▶ [課題]:
1 - 投資信託の利回りに関する抜粋のうち、「利回りを大きく左右するのは売」から「のかからない銘柄がおすすめ。」までを、両端も含めて一字一句そのまま書き写してください。
2 - 投資信託の利回りに関する抜粋を2文で要約すると、どうなりますか?
::: ページ抜粋
利回りを大きく左右するのは売却益と分配金ですが、信託報酬と信託財産留保額にも要注目。それぞれ運用する投資信託によって異なり、信託報酬は0.1~3%、信託財産留保額は0~3.5%前後と大きな幅があります。
どちらも低コストであるほど利回りは向上するため、投資信託の選定時はこれら2つの数字にも注意しましょう。
投資信託の利回りを高めるテクニック
信託報酬と信託財産留保額を軽減するほか、購入時手数料を抑えれば利回りが高くなります。そのため、投資信託を選ぶときは「ノーロード投信」と呼ばれる、購入時手数料のかからない銘柄がおすすめ。
選択肢は少なくなるものの、現在では優良なノーロード投信が多数登場しており、わざわざ手数料が発生する銘柄を買う理由はなくなっています。
購入時手数料を支払えば「購入時点での収支はマイナス」であるため、コストカットの観点でいえばノーロード投信一択です。
「つみたてNISA」でさらに利回りが伸びる!
投資信託はNISAだけでなく、より少額かつ長期運用に適した「つみたてNISA」が利用可能。これは、年間投資枠が40万円に引き下げられる代わりに、非課税期間が20年間に引き延ばされた新たな制度です。
::::::
::: 提供情報
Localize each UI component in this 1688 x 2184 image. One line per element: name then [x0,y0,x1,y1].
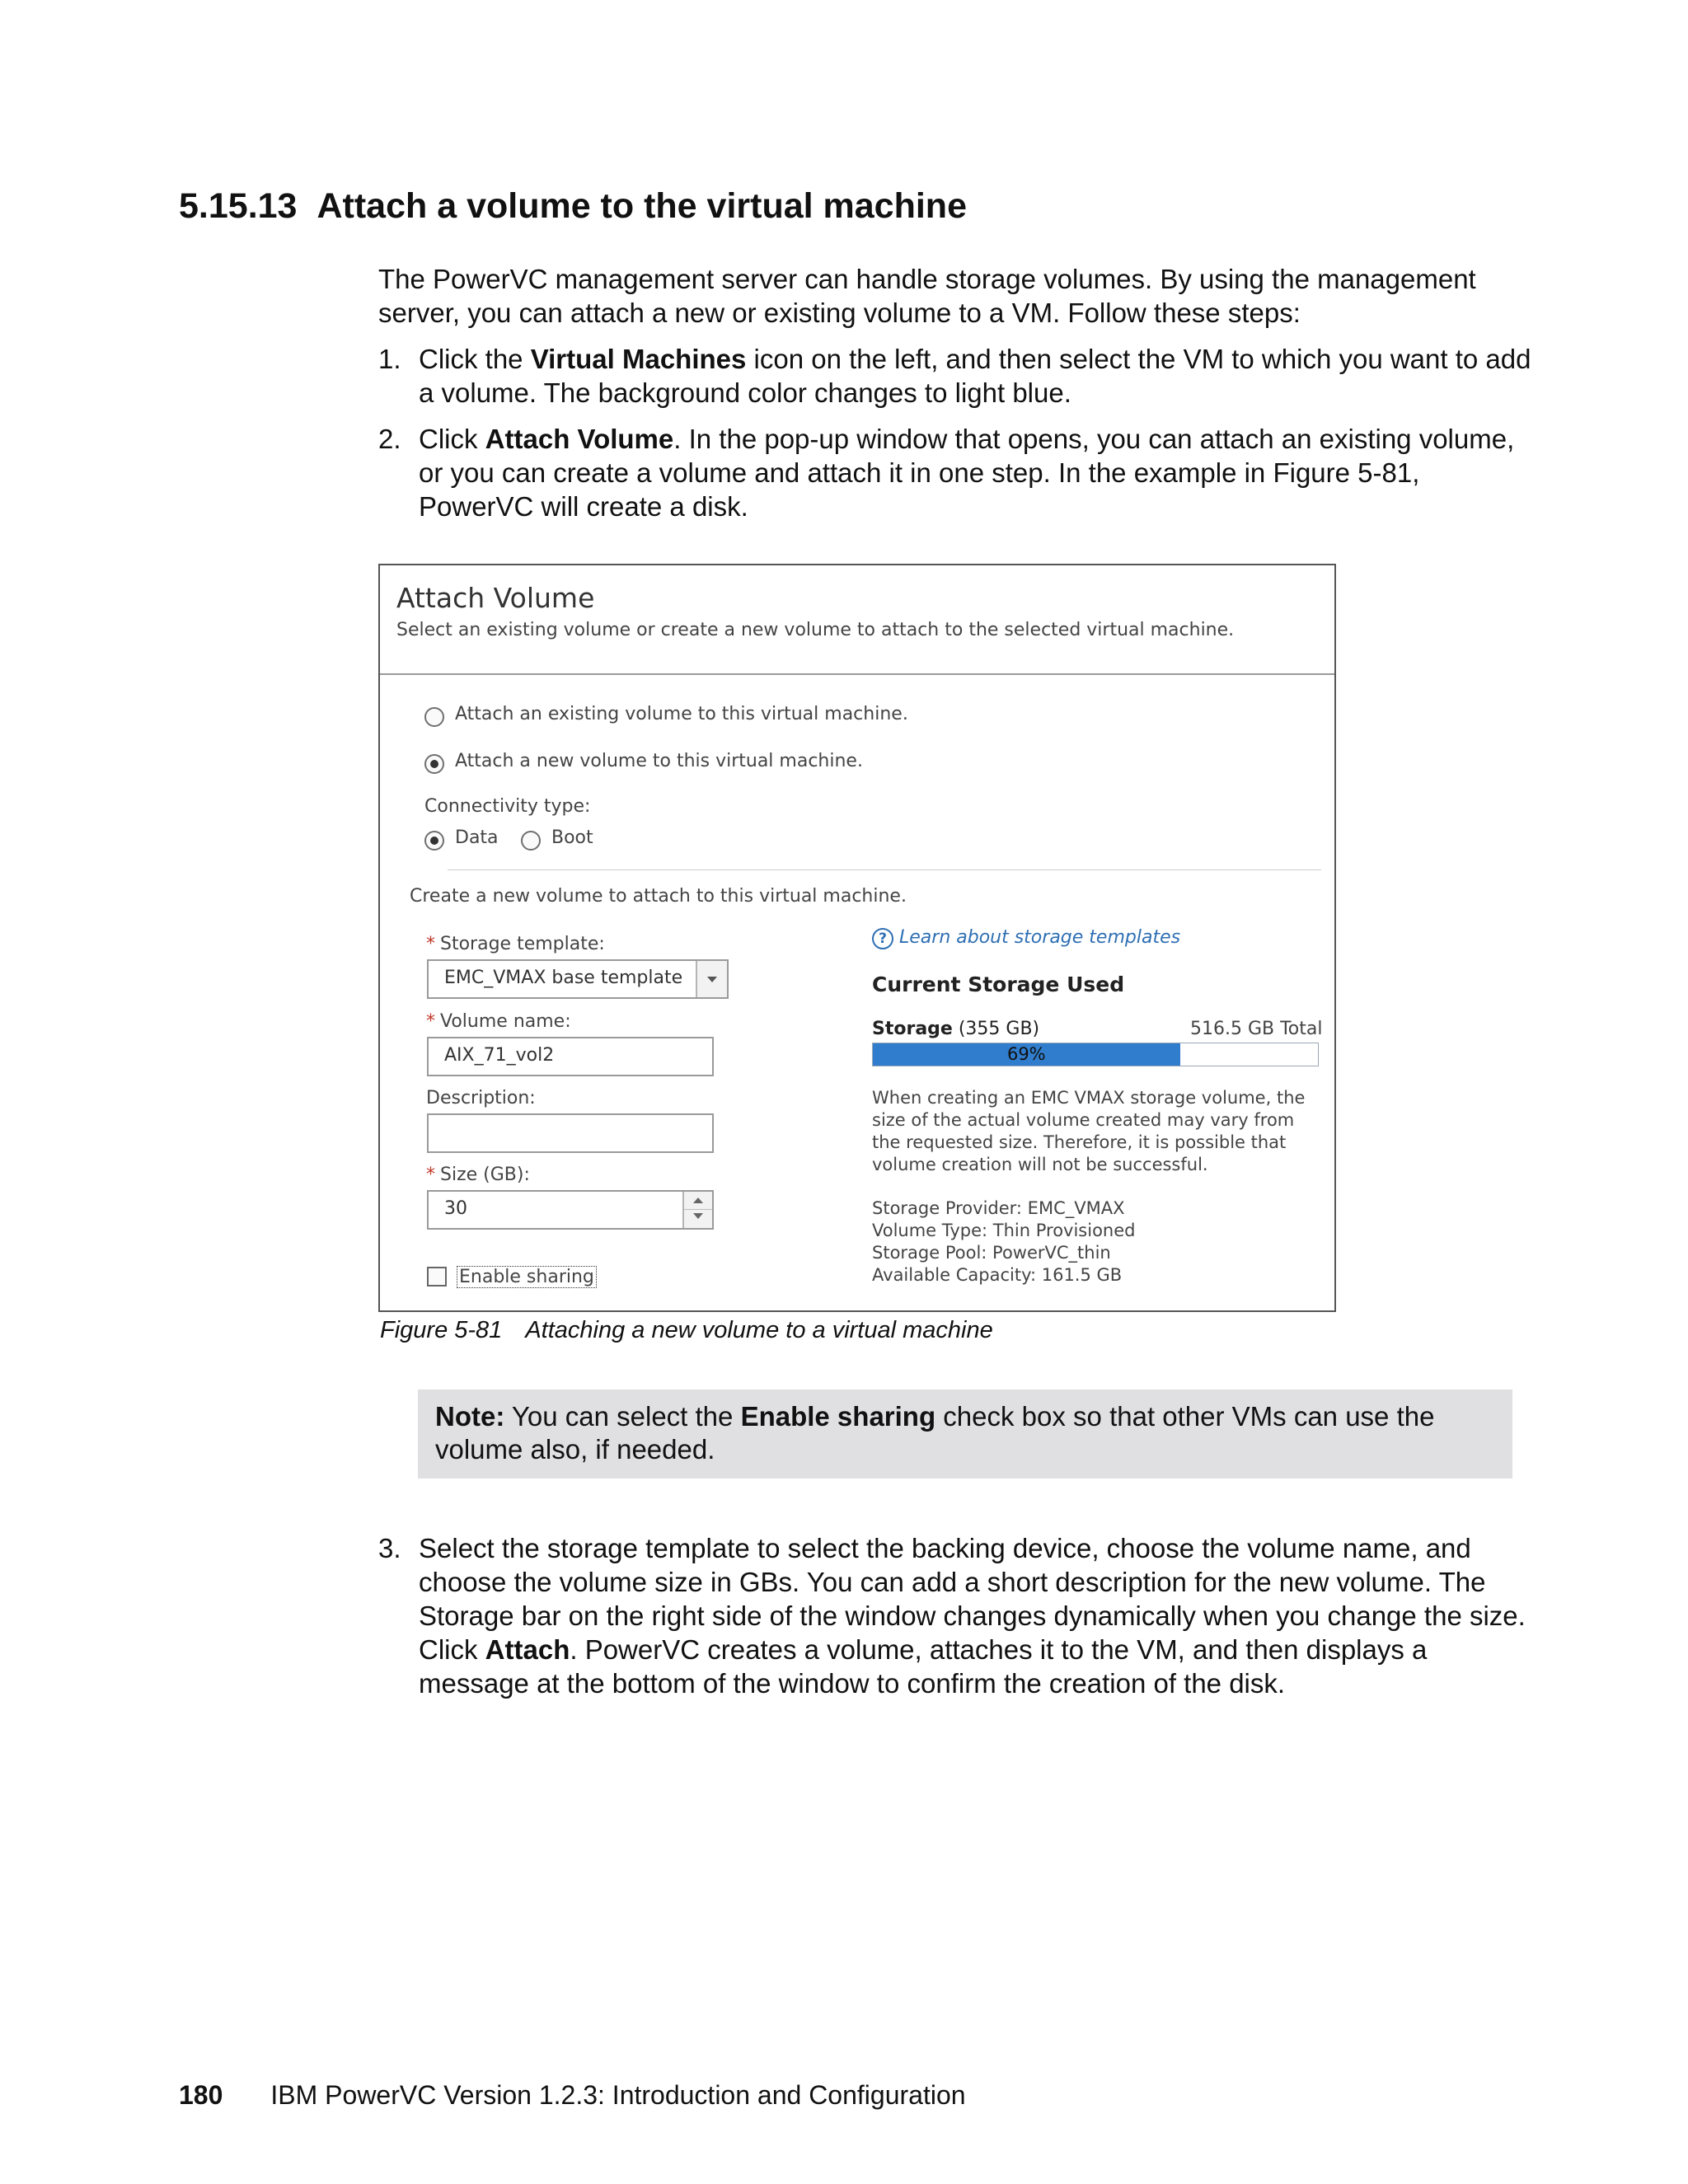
step-text-pre: Select the storage template to select the backing device, choose the volume name, and choose the volume size in GBs. You can add a short description for the new volume. The Storage bar on the right side of the window changes dynamically when you change the size. Click [419,1533,1526,1665]
storage-bar-total: 516.5 GB Total [1190,1019,1323,1039]
figure-caption-text: Attaching a new volume to a virtual machine [525,1317,993,1343]
dialog-divider [380,673,1334,675]
step-number: 2. [378,424,401,454]
radio-connectivity-data[interactable] [424,831,444,851]
page-footer [179,2080,966,2111]
storage-template-label [426,934,605,954]
storage-usage-bar [872,1043,1319,1066]
size-label [426,1165,530,1185]
step-number: 1. [378,344,401,374]
note-text-post: check box so that other VMs can use the volume also, if needed. [435,1401,1435,1465]
figure-caption-label: Figure 5-81 [380,1317,503,1343]
chevron-down-icon[interactable] [693,1213,703,1219]
section-number: 5.15.13 [179,186,298,226]
step-2 [378,422,1532,523]
step-text [419,1531,1532,1700]
storage-template-select[interactable] [427,959,729,999]
description-input[interactable] [427,1113,714,1153]
description-label: Description: [426,1088,536,1108]
note-text-bold: Enable sharing [740,1401,936,1432]
volume-name-label [426,1011,571,1032]
step-text-pre: Click [419,424,485,454]
figure-caption [380,1317,993,1344]
storage-usage-percent: 69% [1006,1044,1046,1064]
step-number: 3. [378,1533,401,1563]
step-text-post: . In the pop-up window that opens, you can attach an existing volume, or you can create a volume and attach it in one step. In the example in Figure 5-81, PowerVC will create a disk. [419,424,1515,522]
section-heading [179,186,967,227]
required-marker: * [426,1165,435,1185]
radio-connectivity-boot[interactable] [521,831,541,851]
step-text-pre: Click the [419,344,531,374]
storage-pool-line: Storage Pool: PowerVC_thin [872,1243,1111,1263]
required-marker: * [426,1011,435,1032]
step-text-post: icon on the left, and then select the VM to which you want to add a volume. The background color changes to light blue. [419,344,1531,408]
radio-attach-new[interactable] [424,754,444,774]
storage-bar-used: (355 GB) [958,1019,1040,1039]
step-text-bold: Attach Volume [485,424,674,454]
size-stepper[interactable] [427,1190,714,1230]
storage-bar-label-bold: Storage [872,1019,953,1039]
enable-sharing-label: Enable sharing [457,1266,597,1288]
note-label: Note: [435,1401,505,1432]
learn-storage-templates-link[interactable]: Learn about storage templates [899,927,1181,948]
storage-warning-text: When creating an EMC VMAX storage volume, the size of the actual volume created may vary from the requested size. Therefore, it is possible that volume creation will not be successful. [872,1088,1306,1174]
radio-attach-existing-label: Attach an existing volume to this virtual machine. [455,704,908,724]
section-title: Attach a volume to the virtual machine [316,186,967,226]
chevron-up-icon[interactable] [693,1197,703,1203]
help-icon[interactable]: ? [872,928,893,949]
storage-provider-line: Storage Provider: EMC_VMAX [872,1198,1125,1218]
storage-bar-label [872,1019,1039,1039]
attach-volume-dialog [378,564,1336,1312]
connectivity-label: Connectivity type: [424,796,591,817]
step-text [419,422,1532,523]
step-3 [378,1531,1532,1700]
note-text-pre: You can select the [504,1401,741,1432]
size-value: 30 [444,1198,467,1219]
dialog-subtitle: Select an existing volume or create a new volume to attach to the selected virtual machine. [396,620,1235,640]
volume-name-input[interactable]: AIX_71_vol2 [427,1037,714,1076]
step-text-bold: Attach [485,1634,570,1665]
volume-name-label-text: Volume name: [440,1011,571,1032]
enable-sharing-checkbox[interactable] [427,1267,447,1286]
required-marker: * [426,934,435,954]
step-text [419,342,1532,410]
volume-type-line: Volume Type: Thin Provisioned [872,1221,1136,1240]
chevron-down-icon[interactable] [696,961,727,997]
intro-paragraph: The PowerVC management server can handle storage volumes. By using the management server, you can attach a new or existing volume to a VM. Follow these steps: [378,264,1476,328]
stepper-arrows[interactable] [682,1192,712,1228]
stepper-divider [684,1209,712,1210]
dialog-divider [448,869,1321,870]
radio-attach-new-label: Attach a new volume to this virtual machine. [455,751,863,771]
available-capacity-line: Available Capacity: 161.5 GB [872,1265,1123,1285]
page-number: 180 [179,2080,223,2110]
note-box [418,1390,1512,1479]
create-volume-label: Create a new volume to attach to this virtual machine. [410,886,907,907]
size-label-text: Size (GB): [440,1165,530,1185]
book-title: IBM PowerVC Version 1.2.3: Introduction and Configuration [270,2080,966,2110]
step-text-bold: Virtual Machines [530,344,747,374]
radio-connectivity-boot-label: Boot [551,827,593,848]
radio-attach-existing[interactable] [424,707,444,727]
storage-provider-info [872,1197,1321,1286]
storage-template-label-text: Storage template: [440,934,605,954]
dialog-title: Attach Volume [396,582,595,614]
step-text-post: . PowerVC creates a volume, attaches it to the VM, and then displays a message at the bottom of the window to confirm the creation of the disk. [419,1634,1428,1699]
step-1 [378,342,1532,410]
radio-connectivity-data-label: Data [455,827,499,848]
current-storage-title: Current Storage Used [872,972,1125,996]
storage-template-value: EMC_VMAX base template [444,968,683,988]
::::::
▶ [最終解答]:
1 -
利回りを大きく左右するのは売却益と分配金ですが、信託報酬と信託財産留保額にも要注目。それぞれ運用する投資信託によって異なり、信託報酬は0.1~3%、信託財産留保額は0~3.5%前後と大きな幅があります。
どちらも低コストであるほど利回りは向上するため、投資信託の選定時はこれら2つの数字にも注意しましょう。
投資信託の利回りを高めるテクニック
信託報酬と信託財産留保額を軽減するほか、購入時手数料を抑えれば利回りが高くなります。そのため、投資信託を選ぶときは「ノーロード投信」と呼ばれる、購入時手数料のかからない銘柄がおすすめ。

2 - 投資信託の利回りは売却益と分配金に大きく左右されますが、信託報酬や信託財産留保額、購入時手数料といったコストを抑えるほど高くなるため、購入時手数料のかからないノーロード投信がすすめられています。さらに、年間投資枠が40万円に引き下げられる代わりに非課税期間が20年間に延びた「つみたてNISA」を使えば、利回りが伸びるとされています。